WHAT THIS TASK INVOLVES> Select the lines that contain "title" and copy each of them.

## Start INFORMATION SUPPLIED

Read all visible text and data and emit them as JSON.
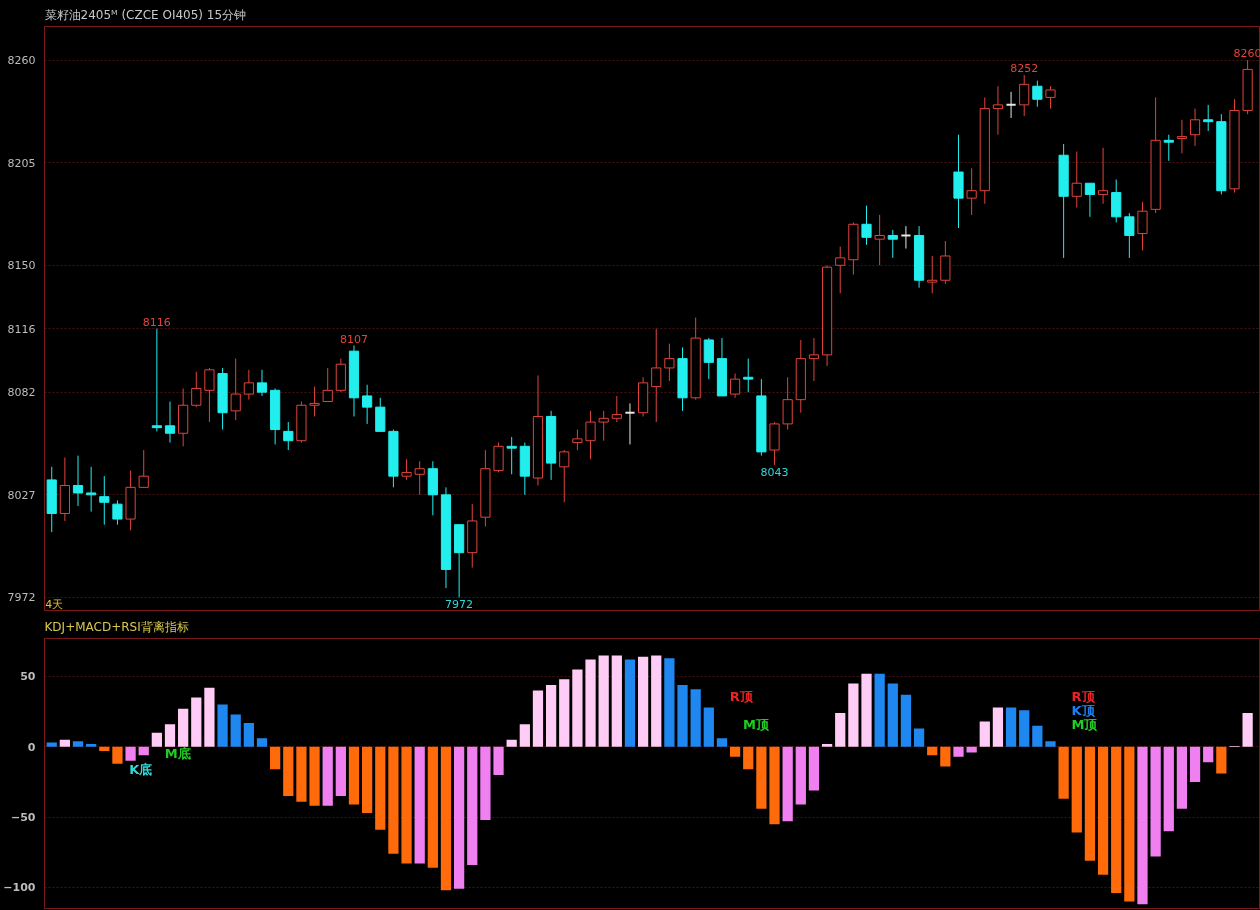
{
  "chart_data": [
    {
      "type": "candlestick",
      "title": "菜籽油2405ᴹ (CZCE OI405)  15分钟",
      "categories": [
        null,
        null,
        null,
        null,
        null,
        null,
        null,
        null,
        null,
        null,
        null,
        null,
        null,
        null,
        null,
        null,
        null,
        null,
        null,
        null,
        null,
        null,
        null,
        null,
        null,
        null,
        null,
        null,
        null,
        null,
        null,
        null,
        null,
        null,
        null,
        null,
        null,
        null,
        null,
        null,
        null,
        null,
        null,
        null,
        null,
        null,
        null,
        null,
        null,
        null,
        null,
        null,
        null,
        null,
        null,
        null,
        null,
        null,
        null,
        null,
        null,
        null,
        null,
        null,
        null,
        null,
        null,
        null,
        null,
        null,
        null,
        null,
        null,
        null,
        null,
        null,
        null,
        null,
        null,
        null,
        null,
        null,
        null,
        null,
        null,
        null,
        null,
        null,
        null,
        null,
        null,
        null
      ],
      "ohlc": [
        [
          8035,
          8042,
          8007,
          8017
        ],
        [
          8017,
          8047,
          8013,
          8032
        ],
        [
          8032,
          8048,
          8021,
          8028
        ],
        [
          8028,
          8042,
          8018,
          8027
        ],
        [
          8026,
          8037,
          8011,
          8023
        ],
        [
          8022,
          8024,
          8011,
          8014
        ],
        [
          8014,
          8040,
          8008,
          8031
        ],
        [
          8031,
          8051,
          8031,
          8037
        ],
        [
          8064,
          8116,
          8061,
          8063
        ],
        [
          8064,
          8077,
          8055,
          8060
        ],
        [
          8060,
          8084,
          8053,
          8075
        ],
        [
          8075,
          8093,
          8074,
          8084
        ],
        [
          8083,
          8095,
          8066,
          8094
        ],
        [
          8092,
          8095,
          8062,
          8071
        ],
        [
          8072,
          8100,
          8067,
          8081
        ],
        [
          8081,
          8094,
          8078,
          8087
        ],
        [
          8087,
          8094,
          8080,
          8082
        ],
        [
          8083,
          8084,
          8054,
          8062
        ],
        [
          8061,
          8066,
          8051,
          8056
        ],
        [
          8056,
          8077,
          8055,
          8075
        ],
        [
          8075,
          8085,
          8069,
          8076
        ],
        [
          8077,
          8095,
          8077,
          8083
        ],
        [
          8083,
          8100,
          8082,
          8097
        ],
        [
          8104,
          8107,
          8069,
          8079
        ],
        [
          8080,
          8086,
          8065,
          8074
        ],
        [
          8074,
          8079,
          8061,
          8061
        ],
        [
          8061,
          8062,
          8031,
          8037
        ],
        [
          8037,
          8046,
          8035,
          8039
        ],
        [
          8038,
          8045,
          8027,
          8041
        ],
        [
          8041,
          8045,
          8016,
          8027
        ],
        [
          8027,
          8031,
          7977,
          7987
        ],
        [
          8011,
          8011,
          7972,
          7996
        ],
        [
          7996,
          8022,
          7988,
          8013
        ],
        [
          8015,
          8051,
          8010,
          8041
        ],
        [
          8040,
          8055,
          8039,
          8053
        ],
        [
          8053,
          8058,
          8038,
          8052
        ],
        [
          8053,
          8055,
          8027,
          8037
        ],
        [
          8036,
          8091,
          8032,
          8069
        ],
        [
          8069,
          8072,
          8035,
          8044
        ],
        [
          8042,
          8051,
          8023,
          8050
        ],
        [
          8055,
          8062,
          8051,
          8057
        ],
        [
          8056,
          8072,
          8046,
          8066
        ],
        [
          8066,
          8072,
          8056,
          8068
        ],
        [
          8068,
          8080,
          8066,
          8070
        ],
        [
          8071,
          8076,
          8054,
          8071
        ],
        [
          8071,
          8090,
          8069,
          8087
        ],
        [
          8085,
          8116,
          8066,
          8095
        ],
        [
          8095,
          8108,
          8088,
          8100
        ],
        [
          8100,
          8106,
          8072,
          8079
        ],
        [
          8079,
          8122,
          8078,
          8111
        ],
        [
          8110,
          8111,
          8089,
          8098
        ],
        [
          8100,
          8111,
          8080,
          8080
        ],
        [
          8081,
          8092,
          8079,
          8089
        ],
        [
          8090,
          8100,
          8082,
          8089
        ],
        [
          8080,
          8089,
          8048,
          8050
        ],
        [
          8051,
          8066,
          8043,
          8065
        ],
        [
          8065,
          8090,
          8062,
          8078
        ],
        [
          8078,
          8110,
          8071,
          8100
        ],
        [
          8100,
          8111,
          8088,
          8102
        ],
        [
          8102,
          8150,
          8096,
          8149
        ],
        [
          8150,
          8160,
          8135,
          8154
        ],
        [
          8153,
          8173,
          8145,
          8172
        ],
        [
          8172,
          8182,
          8161,
          8165
        ],
        [
          8164,
          8177,
          8150,
          8166
        ],
        [
          8166,
          8169,
          8154,
          8164
        ],
        [
          8166,
          8171,
          8159,
          8166
        ],
        [
          8166,
          8171,
          8138,
          8142
        ],
        [
          8141,
          8155,
          8135,
          8142
        ],
        [
          8142,
          8163,
          8140,
          8155
        ],
        [
          8200,
          8220,
          8170,
          8186
        ],
        [
          8186,
          8202,
          8177,
          8190
        ],
        [
          8190,
          8240,
          8183,
          8234
        ],
        [
          8234,
          8246,
          8220,
          8236
        ],
        [
          8236,
          8243,
          8229,
          8236
        ],
        [
          8236,
          8252,
          8230,
          8247
        ],
        [
          8246,
          8249,
          8235,
          8239
        ],
        [
          8240,
          8246,
          8234,
          8244
        ],
        [
          8209,
          8215,
          8154,
          8187
        ],
        [
          8187,
          8211,
          8181,
          8194
        ],
        [
          8194,
          8194,
          8176,
          8188
        ],
        [
          8188,
          8213,
          8183,
          8190
        ],
        [
          8189,
          8196,
          8173,
          8176
        ],
        [
          8176,
          8178,
          8154,
          8166
        ],
        [
          8167,
          8184,
          8158,
          8179
        ],
        [
          8180,
          8240,
          8178,
          8217
        ],
        [
          8217,
          8220,
          8206,
          8216
        ],
        [
          8218,
          8228,
          8210,
          8219
        ],
        [
          8220,
          8234,
          8214,
          8228
        ],
        [
          8228,
          8236,
          8222,
          8227
        ],
        [
          8227,
          8231,
          8188,
          8190
        ],
        [
          8191,
          8239,
          8189,
          8233
        ],
        [
          8233,
          8260,
          8231,
          8255
        ]
      ],
      "ylim": [
        7965,
        8278
      ],
      "yticks": [
        7972,
        8027,
        8082,
        8116,
        8150,
        8205,
        8260
      ],
      "grid": "y",
      "annotations": [
        "4天",
        {
          "text": "8116",
          "y": 8116
        },
        {
          "text": "8107",
          "y": 8107
        },
        {
          "text": "7972",
          "y": 7972
        },
        {
          "text": "8043",
          "y": 8043
        },
        {
          "text": "8252",
          "y": 8252
        },
        {
          "text": "8260",
          "y": 8260
        }
      ]
    },
    {
      "type": "bar",
      "title": "KDJ+MACD+RSI背离指标",
      "categories": [
        null,
        null,
        null,
        null,
        null,
        null,
        null,
        null,
        null,
        null,
        null,
        null,
        null,
        null,
        null,
        null,
        null,
        null,
        null,
        null,
        null,
        null,
        null,
        null,
        null,
        null,
        null,
        null,
        null,
        null,
        null,
        null,
        null,
        null,
        null,
        null,
        null,
        null,
        null,
        null,
        null,
        null,
        null,
        null,
        null,
        null,
        null,
        null,
        null,
        null,
        null,
        null,
        null,
        null,
        null,
        null,
        null,
        null,
        null,
        null,
        null,
        null,
        null,
        null,
        null,
        null,
        null,
        null,
        null,
        null,
        null,
        null,
        null,
        null,
        null,
        null,
        null,
        null,
        null,
        null,
        null,
        null,
        null,
        null,
        null,
        null,
        null,
        null,
        null,
        null,
        null,
        null
      ],
      "values": [
        3,
        5,
        4,
        2,
        -3,
        -12,
        -10,
        -6,
        10,
        16,
        27,
        35,
        42,
        30,
        23,
        17,
        6,
        -16,
        -35,
        -39,
        -42,
        -42,
        -35,
        -41,
        -47,
        -59,
        -76,
        -83,
        -83,
        -86,
        -102,
        -101,
        -84,
        -52,
        -20,
        5,
        16,
        40,
        44,
        48,
        55,
        62,
        65,
        65,
        62,
        64,
        65,
        63,
        44,
        41,
        28,
        6,
        -7,
        -16,
        -44,
        -55,
        -53,
        -41,
        -31,
        2,
        24,
        45,
        52,
        52,
        45,
        37,
        13,
        -6,
        -14,
        -7,
        -4,
        18,
        28,
        28,
        26,
        15,
        4,
        -37,
        -61,
        -81,
        -91,
        -104,
        -110,
        -112,
        -78,
        -60,
        -44,
        -25,
        -11,
        -19,
        0.5,
        24
      ],
      "colors": [
        "#1e88f0",
        "#ffccf6",
        "#1e88f0",
        "#1e88f0",
        "#ff6a0a",
        "#ff6a0a",
        "#f080f0",
        "#f080f0",
        "#ffccf6",
        "#ffccf6",
        "#ffccf6",
        "#ffccf6",
        "#ffccf6",
        "#1e88f0",
        "#1e88f0",
        "#1e88f0",
        "#1e88f0",
        "#ff6a0a",
        "#ff6a0a",
        "#ff6a0a",
        "#ff6a0a",
        "#f080f0",
        "#f080f0",
        "#ff6a0a",
        "#ff6a0a",
        "#ff6a0a",
        "#ff6a0a",
        "#ff6a0a",
        "#f080f0",
        "#ff6a0a",
        "#ff6a0a",
        "#f080f0",
        "#f080f0",
        "#f080f0",
        "#f080f0",
        "#ffccf6",
        "#ffccf6",
        "#ffccf6",
        "#ffccf6",
        "#ffccf6",
        "#ffccf6",
        "#ffccf6",
        "#ffccf6",
        "#ffccf6",
        "#1e88f0",
        "#ffccf6",
        "#ffccf6",
        "#1e88f0",
        "#1e88f0",
        "#1e88f0",
        "#1e88f0",
        "#1e88f0",
        "#ff6a0a",
        "#ff6a0a",
        "#ff6a0a",
        "#ff6a0a",
        "#f080f0",
        "#f080f0",
        "#f080f0",
        "#ffccf6",
        "#ffccf6",
        "#ffccf6",
        "#ffccf6",
        "#1e88f0",
        "#1e88f0",
        "#1e88f0",
        "#1e88f0",
        "#ff6a0a",
        "#ff6a0a",
        "#f080f0",
        "#f080f0",
        "#ffccf6",
        "#ffccf6",
        "#1e88f0",
        "#1e88f0",
        "#1e88f0",
        "#1e88f0",
        "#ff6a0a",
        "#ff6a0a",
        "#ff6a0a",
        "#ff6a0a",
        "#ff6a0a",
        "#ff6a0a",
        "#f080f0",
        "#f080f0",
        "#f080f0",
        "#f080f0",
        "#f080f0",
        "#f080f0",
        "#ff6a0a",
        "#ffccf6",
        "#ffccf6"
      ],
      "ylim": [
        -115,
        77
      ],
      "yticks": [
        -100,
        -50,
        0,
        50
      ],
      "grid": "y",
      "annotations": [
        "K底",
        "M底",
        "R顶",
        "M顶",
        "R顶",
        "K顶",
        "M顶"
      ]
    }
  ]
}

## End INFORMATION SUPPLIED

ANSWER IN FULL>
      "title": "菜籽油2405ᴹ (CZCE OI405)  15分钟",
      "title": "KDJ+MACD+RSI背离指标",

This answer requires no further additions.